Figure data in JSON
Start

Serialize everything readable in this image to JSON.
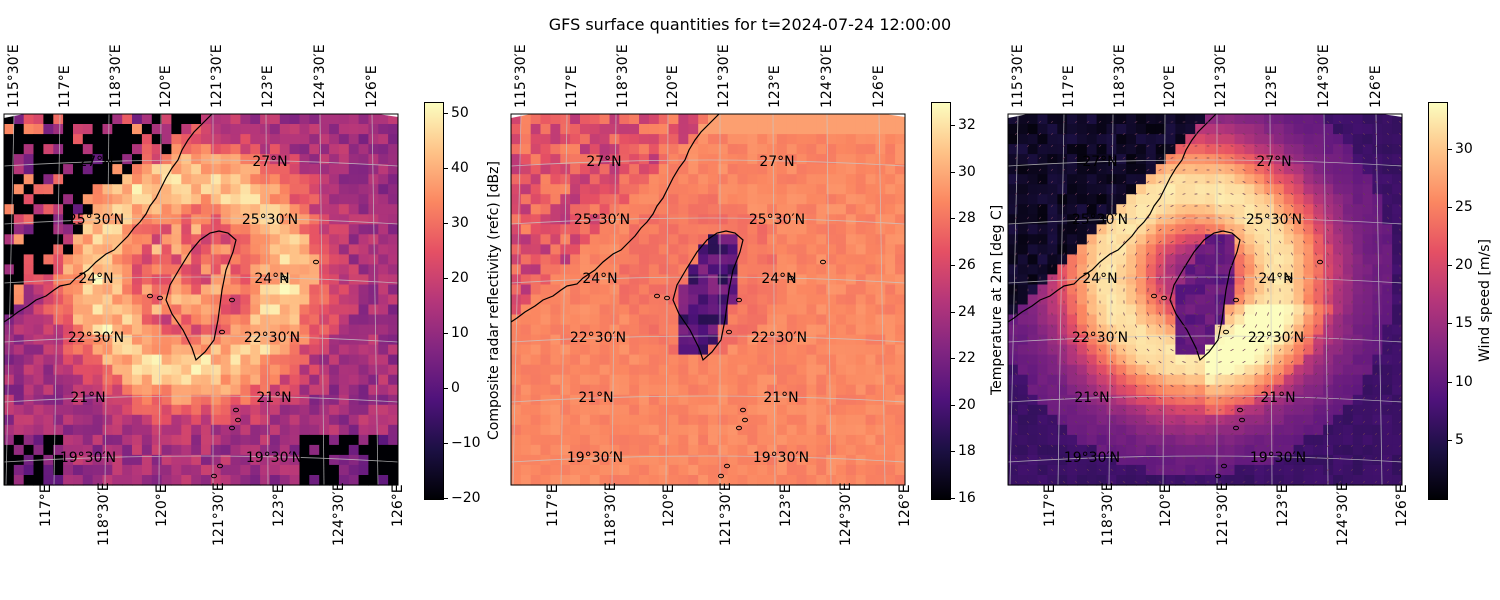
{
  "figure": {
    "title": "GFS surface quantities for t=2024-07-24 12:00:00"
  },
  "lon_ticks_top": [
    "115°30′E",
    "117°E",
    "118°30′E",
    "120°E",
    "121°30′E",
    "123°E",
    "124°30′E",
    "126°E"
  ],
  "lon_ticks_bottom": [
    "117°E",
    "118°30′E",
    "120°E",
    "121°30′E",
    "123°E",
    "124°30′E",
    "126°E"
  ],
  "lat_labels": [
    "27°N",
    "25°30′N",
    "24°N",
    "22°30′N",
    "21°N",
    "19°30′N"
  ],
  "colormap": "magma",
  "chart_data": [
    {
      "type": "heatmap",
      "title": "",
      "quantity": "Composite radar reflectivity (refc) [dBz]",
      "colorbar_label": "Composite radar reflectivity (refc) [dBz]",
      "colorbar_ticks": [
        "50",
        "40",
        "30",
        "20",
        "10",
        "0",
        "−10",
        "−20"
      ],
      "vmin": -20,
      "vmax": 52,
      "extent_lon": [
        115.5,
        126.5
      ],
      "extent_lat": [
        18.5,
        28.5
      ],
      "description_values": {
        "eye_center": [
          121.0,
          23.2
        ],
        "rainband_max": 50
      }
    },
    {
      "type": "heatmap",
      "title": "",
      "quantity": "Temperature at 2m [deg C]",
      "colorbar_label": "Temperature at 2m [deg C]",
      "colorbar_ticks": [
        "32",
        "30",
        "28",
        "26",
        "24",
        "22",
        "20",
        "18",
        "16"
      ],
      "vmin": 16,
      "vmax": 33,
      "extent_lon": [
        115.5,
        126.5
      ],
      "extent_lat": [
        18.5,
        28.5
      ]
    },
    {
      "type": "heatmap",
      "title": "",
      "quantity": "Wind speed [m/s]",
      "colorbar_label": "Wind speed [m/s]",
      "colorbar_ticks": [
        "30",
        "25",
        "20",
        "15",
        "10",
        "5"
      ],
      "vmin": 0,
      "vmax": 34,
      "extent_lon": [
        115.5,
        126.5
      ],
      "extent_lat": [
        18.5,
        28.5
      ],
      "quiver": true
    }
  ]
}
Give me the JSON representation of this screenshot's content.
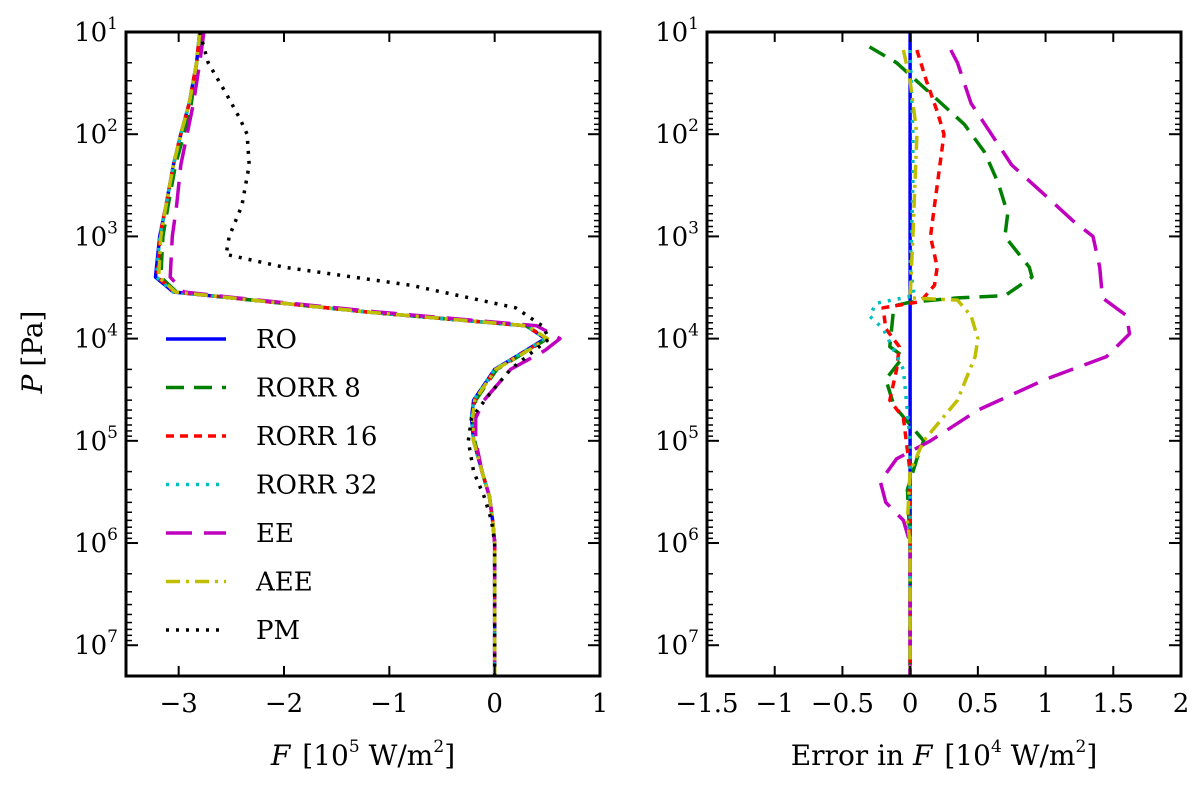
{
  "chart_data": [
    {
      "type": "line",
      "panel": "left",
      "ylabel": "P [Pa]",
      "ylabel_var": "P",
      "ylabel_unit": "[Pa]",
      "xlabel": "F [10^5 W/m^2]",
      "xlabel_var": "F",
      "xlabel_unit": "[10",
      "xlabel_unit_exp": "5",
      "xlabel_unit_mid": " W/m",
      "xlabel_unit_exp2": "2",
      "xlabel_unit_end": "]",
      "xlim": [
        -3.5,
        1.0
      ],
      "ylim": [
        10,
        20000000
      ],
      "yscale": "log",
      "y_inverted": true,
      "xticks": [
        -3,
        -2,
        -1,
        0,
        1
      ],
      "xtick_labels": [
        "−3",
        "−2",
        "−1",
        "0",
        "1"
      ],
      "ytick_exponents": [
        "1",
        "2",
        "3",
        "4",
        "5",
        "6",
        "7"
      ],
      "ytick_base": "10",
      "legend_position": "lower-left",
      "series": [
        {
          "name": "RO",
          "color": "#0000ff",
          "style": "solid",
          "x": [
            -2.8,
            -2.83,
            -2.9,
            -2.98,
            -3.05,
            -3.12,
            -3.18,
            -3.22,
            -3.05,
            -2.5,
            -1.2,
            0.3,
            0.48,
            0.3,
            0.0,
            -0.2,
            -0.22,
            -0.2,
            -0.12,
            -0.05,
            -0.02,
            0,
            0,
            0,
            0
          ],
          "p": [
            10,
            20,
            50,
            100,
            200,
            500,
            1000,
            2500,
            3500,
            4000,
            5500,
            7500,
            10000,
            13000,
            20000,
            40000,
            60000,
            100000,
            200000,
            350000,
            600000,
            1000000,
            3000000,
            10000000,
            20000000
          ]
        },
        {
          "name": "RORR 8",
          "color": "#008000",
          "style": "dashed",
          "x": [
            -2.78,
            -2.83,
            -2.88,
            -2.95,
            -3.03,
            -3.1,
            -3.15,
            -3.17,
            -3.02,
            -2.5,
            -1.2,
            0.3,
            0.5,
            0.32,
            0.02,
            -0.18,
            -0.2,
            -0.19,
            -0.12,
            -0.05,
            -0.02,
            0,
            0,
            0,
            0
          ],
          "p": [
            10,
            20,
            50,
            100,
            200,
            500,
            1000,
            2500,
            3500,
            4000,
            5500,
            7500,
            10000,
            13000,
            20000,
            40000,
            60000,
            100000,
            200000,
            350000,
            600000,
            1000000,
            3000000,
            10000000,
            20000000
          ]
        },
        {
          "name": "RORR 16",
          "color": "#ff0000",
          "style": "densely-dashed",
          "x": [
            -2.8,
            -2.83,
            -2.9,
            -2.98,
            -3.05,
            -3.12,
            -3.18,
            -3.2,
            -3.04,
            -2.5,
            -1.2,
            0.3,
            0.49,
            0.31,
            0.01,
            -0.19,
            -0.21,
            -0.2,
            -0.12,
            -0.05,
            -0.02,
            0,
            0,
            0,
            0
          ],
          "p": [
            10,
            20,
            50,
            100,
            200,
            500,
            1000,
            2500,
            3500,
            4000,
            5500,
            7500,
            10000,
            13000,
            20000,
            40000,
            60000,
            100000,
            200000,
            350000,
            600000,
            1000000,
            3000000,
            10000000,
            20000000
          ]
        },
        {
          "name": "RORR 32",
          "color": "#00bfbf",
          "style": "dotted",
          "x": [
            -2.8,
            -2.83,
            -2.9,
            -2.98,
            -3.05,
            -3.12,
            -3.18,
            -3.21,
            -3.05,
            -2.5,
            -1.2,
            0.3,
            0.48,
            0.3,
            0.0,
            -0.2,
            -0.22,
            -0.2,
            -0.12,
            -0.05,
            -0.02,
            0,
            0,
            0,
            0
          ],
          "p": [
            10,
            20,
            50,
            100,
            200,
            500,
            1000,
            2500,
            3500,
            4000,
            5500,
            7500,
            10000,
            13000,
            20000,
            40000,
            60000,
            100000,
            200000,
            350000,
            600000,
            1000000,
            3000000,
            10000000,
            20000000
          ]
        },
        {
          "name": "EE",
          "color": "#bf00bf",
          "style": "long-dashed",
          "x": [
            -2.76,
            -2.8,
            -2.86,
            -2.92,
            -2.98,
            -3.02,
            -3.06,
            -3.08,
            -2.95,
            -2.45,
            -1.1,
            0.4,
            0.62,
            0.48,
            0.15,
            -0.1,
            -0.18,
            -0.18,
            -0.12,
            -0.05,
            -0.02,
            0,
            0,
            0,
            0
          ],
          "p": [
            10,
            20,
            50,
            100,
            200,
            500,
            1000,
            2500,
            3500,
            4000,
            5500,
            7500,
            10000,
            13000,
            20000,
            40000,
            60000,
            100000,
            200000,
            350000,
            600000,
            1000000,
            3000000,
            10000000,
            20000000
          ]
        },
        {
          "name": "AEE",
          "color": "#bfbf00",
          "style": "dash-dot",
          "x": [
            -2.8,
            -2.83,
            -2.9,
            -2.98,
            -3.05,
            -3.12,
            -3.17,
            -3.19,
            -3.03,
            -2.5,
            -1.2,
            0.31,
            0.5,
            0.32,
            0.01,
            -0.19,
            -0.21,
            -0.2,
            -0.12,
            -0.05,
            -0.02,
            0,
            0,
            0,
            0
          ],
          "p": [
            10,
            20,
            50,
            100,
            200,
            500,
            1000,
            2500,
            3500,
            4000,
            5500,
            7500,
            10000,
            13000,
            20000,
            40000,
            60000,
            100000,
            200000,
            350000,
            600000,
            1000000,
            3000000,
            10000000,
            20000000
          ]
        },
        {
          "name": "PM",
          "color": "#000000",
          "style": "dotted",
          "x": [
            -2.8,
            -2.72,
            -2.55,
            -2.42,
            -2.35,
            -2.33,
            -2.4,
            -2.52,
            -2.55,
            -2.0,
            -0.8,
            0.2,
            0.45,
            0.52,
            0.15,
            -0.05,
            -0.22,
            -0.25,
            -0.2,
            -0.1,
            -0.03,
            0,
            0,
            0,
            0
          ],
          "p": [
            10,
            20,
            40,
            70,
            100,
            200,
            500,
            1000,
            1500,
            2000,
            3000,
            5000,
            7500,
            10000,
            20000,
            35000,
            60000,
            100000,
            200000,
            350000,
            600000,
            1000000,
            3000000,
            10000000,
            20000000
          ]
        }
      ]
    },
    {
      "type": "line",
      "panel": "right",
      "xlabel": "Error in F [10^4 W/m^2]",
      "xlabel_prefix": "Error in ",
      "xlabel_var": "F",
      "xlabel_unit": "[10",
      "xlabel_unit_exp": "4",
      "xlabel_unit_mid": " W/m",
      "xlabel_unit_exp2": "2",
      "xlabel_unit_end": "]",
      "xlim": [
        -1.5,
        2.0
      ],
      "ylim": [
        10,
        20000000
      ],
      "yscale": "log",
      "y_inverted": true,
      "xticks": [
        -1.5,
        -1,
        -0.5,
        0,
        0.5,
        1,
        1.5,
        2
      ],
      "xtick_labels": [
        "−1.5",
        "−1",
        "−0.5",
        "0",
        "0.5",
        "1",
        "1.5",
        "2"
      ],
      "ytick_exponents": [
        "1",
        "2",
        "3",
        "4",
        "5",
        "6",
        "7"
      ],
      "ytick_base": "10",
      "series": [
        {
          "name": "RO",
          "color": "#0000ff",
          "style": "solid",
          "x": [
            0,
            0
          ],
          "p": [
            10,
            20000000
          ]
        },
        {
          "name": "RORR 8",
          "color": "#008000",
          "style": "dashed",
          "x": [
            -0.3,
            -0.1,
            0.15,
            0.4,
            0.55,
            0.65,
            0.72,
            0.7,
            0.88,
            0.9,
            0.7,
            0.35,
            0.0,
            -0.12,
            -0.15,
            -0.05,
            -0.18,
            -0.12,
            0.0,
            0.1,
            0.05,
            -0.02,
            0.0,
            0.0,
            0.0
          ],
          "p": [
            14,
            20,
            40,
            80,
            150,
            300,
            600,
            1000,
            2000,
            2500,
            3800,
            4000,
            4400,
            4800,
            12000,
            15000,
            25000,
            45000,
            70000,
            100000,
            150000,
            300000,
            1000000,
            5000000,
            20000000
          ]
        },
        {
          "name": "RORR 16",
          "color": "#ff0000",
          "style": "densely-dashed",
          "x": [
            0.05,
            0.12,
            0.2,
            0.25,
            0.22,
            0.18,
            0.15,
            0.2,
            0.18,
            0.1,
            0.05,
            -0.2,
            -0.18,
            -0.08,
            -0.1,
            -0.15,
            -0.05,
            0.0,
            0.0,
            0.0
          ],
          "p": [
            15,
            30,
            60,
            100,
            200,
            500,
            1000,
            2000,
            3000,
            4000,
            4400,
            5000,
            8000,
            12000,
            20000,
            40000,
            60000,
            200000,
            1000000,
            20000000
          ]
        },
        {
          "name": "RORR 32",
          "color": "#00bfbf",
          "style": "dotted",
          "x": [
            0.0,
            0.02,
            0.02,
            0.01,
            0.0,
            0.02,
            0.03,
            -0.25,
            -0.3,
            -0.2,
            -0.05,
            0.0,
            0.0
          ],
          "p": [
            15,
            100,
            300,
            1000,
            2000,
            3000,
            3800,
            4500,
            6000,
            8000,
            20000,
            100000,
            20000000
          ]
        },
        {
          "name": "EE",
          "color": "#bf00bf",
          "style": "long-dashed",
          "x": [
            0.3,
            0.35,
            0.45,
            0.6,
            0.75,
            1.0,
            1.2,
            1.35,
            1.4,
            1.42,
            1.6,
            1.62,
            1.45,
            1.0,
            0.5,
            0.15,
            -0.1,
            -0.22,
            -0.18,
            -0.05,
            0.0,
            0.0,
            0.0
          ],
          "p": [
            15,
            20,
            50,
            100,
            200,
            400,
            700,
            1000,
            2000,
            4000,
            6000,
            9000,
            15000,
            25000,
            50000,
            100000,
            150000,
            250000,
            400000,
            600000,
            1000000,
            5000000,
            20000000
          ]
        },
        {
          "name": "AEE",
          "color": "#bfbf00",
          "style": "dash-dot",
          "x": [
            -0.05,
            0.0,
            0.05,
            0.02,
            0.0,
            0.35,
            0.45,
            0.5,
            0.48,
            0.35,
            0.1,
            0.0,
            -0.02,
            0.0,
            0.0,
            0.0
          ],
          "p": [
            15,
            30,
            100,
            1000,
            4000,
            4200,
            6000,
            10000,
            15000,
            40000,
            100000,
            200000,
            600000,
            1000000,
            5000000,
            20000000
          ]
        },
        {
          "name": "PM",
          "color": "#000000",
          "style": "dotted",
          "x": [],
          "p": []
        }
      ]
    }
  ]
}
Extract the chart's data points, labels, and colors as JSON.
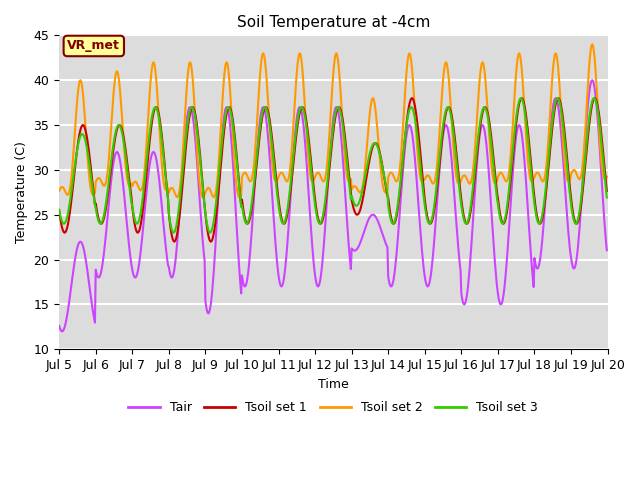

End

> [INSTRUCTIONS TO FOLLOW] For each line in the data above that contains the string "quantity", extract the line.

> [RESPONSE FOR THIS EXERCISE]
      "quantity": "Composite radar reflectivity (refc) [dBz]",
      "quantity": "Temperature at 2m [deg C]",
      "quantity": "Wind speed [m/s]",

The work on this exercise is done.